* _Problem requirements_
Which lines contain the word "this"? Return each of them as written.
[BEGIN Source material]
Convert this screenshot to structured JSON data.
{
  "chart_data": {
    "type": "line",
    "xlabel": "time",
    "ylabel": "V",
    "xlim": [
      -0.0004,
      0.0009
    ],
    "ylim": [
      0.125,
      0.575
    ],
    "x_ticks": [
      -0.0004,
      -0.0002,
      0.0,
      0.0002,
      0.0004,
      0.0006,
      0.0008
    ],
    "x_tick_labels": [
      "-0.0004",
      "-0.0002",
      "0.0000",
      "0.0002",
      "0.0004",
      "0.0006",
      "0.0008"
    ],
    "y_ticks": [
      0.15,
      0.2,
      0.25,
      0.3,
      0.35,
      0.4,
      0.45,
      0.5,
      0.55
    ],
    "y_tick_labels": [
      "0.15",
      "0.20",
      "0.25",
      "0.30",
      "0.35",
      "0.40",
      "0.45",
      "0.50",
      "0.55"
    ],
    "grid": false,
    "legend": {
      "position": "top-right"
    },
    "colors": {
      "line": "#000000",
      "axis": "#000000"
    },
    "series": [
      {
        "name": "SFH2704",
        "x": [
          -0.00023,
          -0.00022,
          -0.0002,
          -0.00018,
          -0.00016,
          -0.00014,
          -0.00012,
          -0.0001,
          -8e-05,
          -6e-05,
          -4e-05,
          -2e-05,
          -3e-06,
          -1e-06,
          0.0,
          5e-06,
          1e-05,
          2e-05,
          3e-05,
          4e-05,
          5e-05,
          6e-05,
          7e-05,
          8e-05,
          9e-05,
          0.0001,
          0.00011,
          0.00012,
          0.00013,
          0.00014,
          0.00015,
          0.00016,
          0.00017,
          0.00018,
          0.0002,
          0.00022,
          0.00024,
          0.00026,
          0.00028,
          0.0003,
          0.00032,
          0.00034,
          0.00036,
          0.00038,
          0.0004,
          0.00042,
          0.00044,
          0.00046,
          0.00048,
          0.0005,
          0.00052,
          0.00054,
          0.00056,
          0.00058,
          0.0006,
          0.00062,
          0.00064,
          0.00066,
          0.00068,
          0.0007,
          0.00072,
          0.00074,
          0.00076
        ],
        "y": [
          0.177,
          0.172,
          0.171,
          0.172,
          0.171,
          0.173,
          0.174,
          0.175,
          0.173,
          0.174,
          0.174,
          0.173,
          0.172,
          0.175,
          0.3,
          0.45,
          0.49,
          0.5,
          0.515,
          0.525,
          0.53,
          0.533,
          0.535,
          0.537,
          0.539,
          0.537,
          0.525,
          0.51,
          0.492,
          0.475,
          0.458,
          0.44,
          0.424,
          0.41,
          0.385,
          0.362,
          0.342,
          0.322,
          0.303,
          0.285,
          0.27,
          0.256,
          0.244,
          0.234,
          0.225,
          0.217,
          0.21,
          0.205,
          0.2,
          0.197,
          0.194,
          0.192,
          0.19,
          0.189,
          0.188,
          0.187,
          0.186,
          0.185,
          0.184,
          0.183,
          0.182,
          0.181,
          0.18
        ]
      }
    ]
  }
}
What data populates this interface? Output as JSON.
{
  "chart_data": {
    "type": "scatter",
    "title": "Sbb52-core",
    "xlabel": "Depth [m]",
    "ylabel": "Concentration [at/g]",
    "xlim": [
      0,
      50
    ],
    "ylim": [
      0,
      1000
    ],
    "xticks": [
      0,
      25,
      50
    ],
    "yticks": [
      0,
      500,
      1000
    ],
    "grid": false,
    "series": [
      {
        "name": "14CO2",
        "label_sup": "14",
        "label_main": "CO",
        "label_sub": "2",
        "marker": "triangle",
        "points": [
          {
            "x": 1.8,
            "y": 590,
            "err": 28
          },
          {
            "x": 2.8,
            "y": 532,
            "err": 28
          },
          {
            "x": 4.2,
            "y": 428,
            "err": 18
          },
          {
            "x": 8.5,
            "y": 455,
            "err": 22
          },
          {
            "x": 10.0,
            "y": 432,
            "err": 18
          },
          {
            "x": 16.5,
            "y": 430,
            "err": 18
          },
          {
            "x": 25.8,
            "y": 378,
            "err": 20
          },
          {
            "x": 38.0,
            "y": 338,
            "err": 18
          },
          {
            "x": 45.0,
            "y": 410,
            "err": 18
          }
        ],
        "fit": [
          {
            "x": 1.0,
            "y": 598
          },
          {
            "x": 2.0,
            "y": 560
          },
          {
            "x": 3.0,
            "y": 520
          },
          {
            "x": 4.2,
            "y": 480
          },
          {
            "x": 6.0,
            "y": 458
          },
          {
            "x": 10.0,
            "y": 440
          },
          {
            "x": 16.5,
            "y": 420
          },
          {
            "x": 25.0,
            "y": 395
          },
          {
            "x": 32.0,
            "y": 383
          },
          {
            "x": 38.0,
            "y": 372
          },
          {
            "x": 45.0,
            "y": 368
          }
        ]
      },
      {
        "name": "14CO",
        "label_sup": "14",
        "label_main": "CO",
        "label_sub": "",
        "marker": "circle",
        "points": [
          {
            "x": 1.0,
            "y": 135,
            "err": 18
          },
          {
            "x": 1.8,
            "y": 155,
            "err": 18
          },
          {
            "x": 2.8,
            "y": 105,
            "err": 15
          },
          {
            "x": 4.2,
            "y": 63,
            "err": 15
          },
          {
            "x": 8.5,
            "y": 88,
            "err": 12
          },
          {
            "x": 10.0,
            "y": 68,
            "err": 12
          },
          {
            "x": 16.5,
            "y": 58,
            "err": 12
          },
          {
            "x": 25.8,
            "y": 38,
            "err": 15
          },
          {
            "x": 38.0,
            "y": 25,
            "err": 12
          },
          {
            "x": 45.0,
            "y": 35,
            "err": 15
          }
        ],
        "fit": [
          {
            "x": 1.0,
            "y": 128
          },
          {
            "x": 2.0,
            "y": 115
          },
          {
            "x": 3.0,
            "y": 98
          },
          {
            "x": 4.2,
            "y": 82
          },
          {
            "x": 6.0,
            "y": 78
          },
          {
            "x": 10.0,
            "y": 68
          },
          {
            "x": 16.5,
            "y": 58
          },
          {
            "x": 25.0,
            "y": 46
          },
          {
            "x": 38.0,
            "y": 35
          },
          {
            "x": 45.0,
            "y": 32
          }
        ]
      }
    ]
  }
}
[END Source material]
* _Correct response_
Convert this screenshot to structured JSON data.
What data populates this interface? Output as JSON.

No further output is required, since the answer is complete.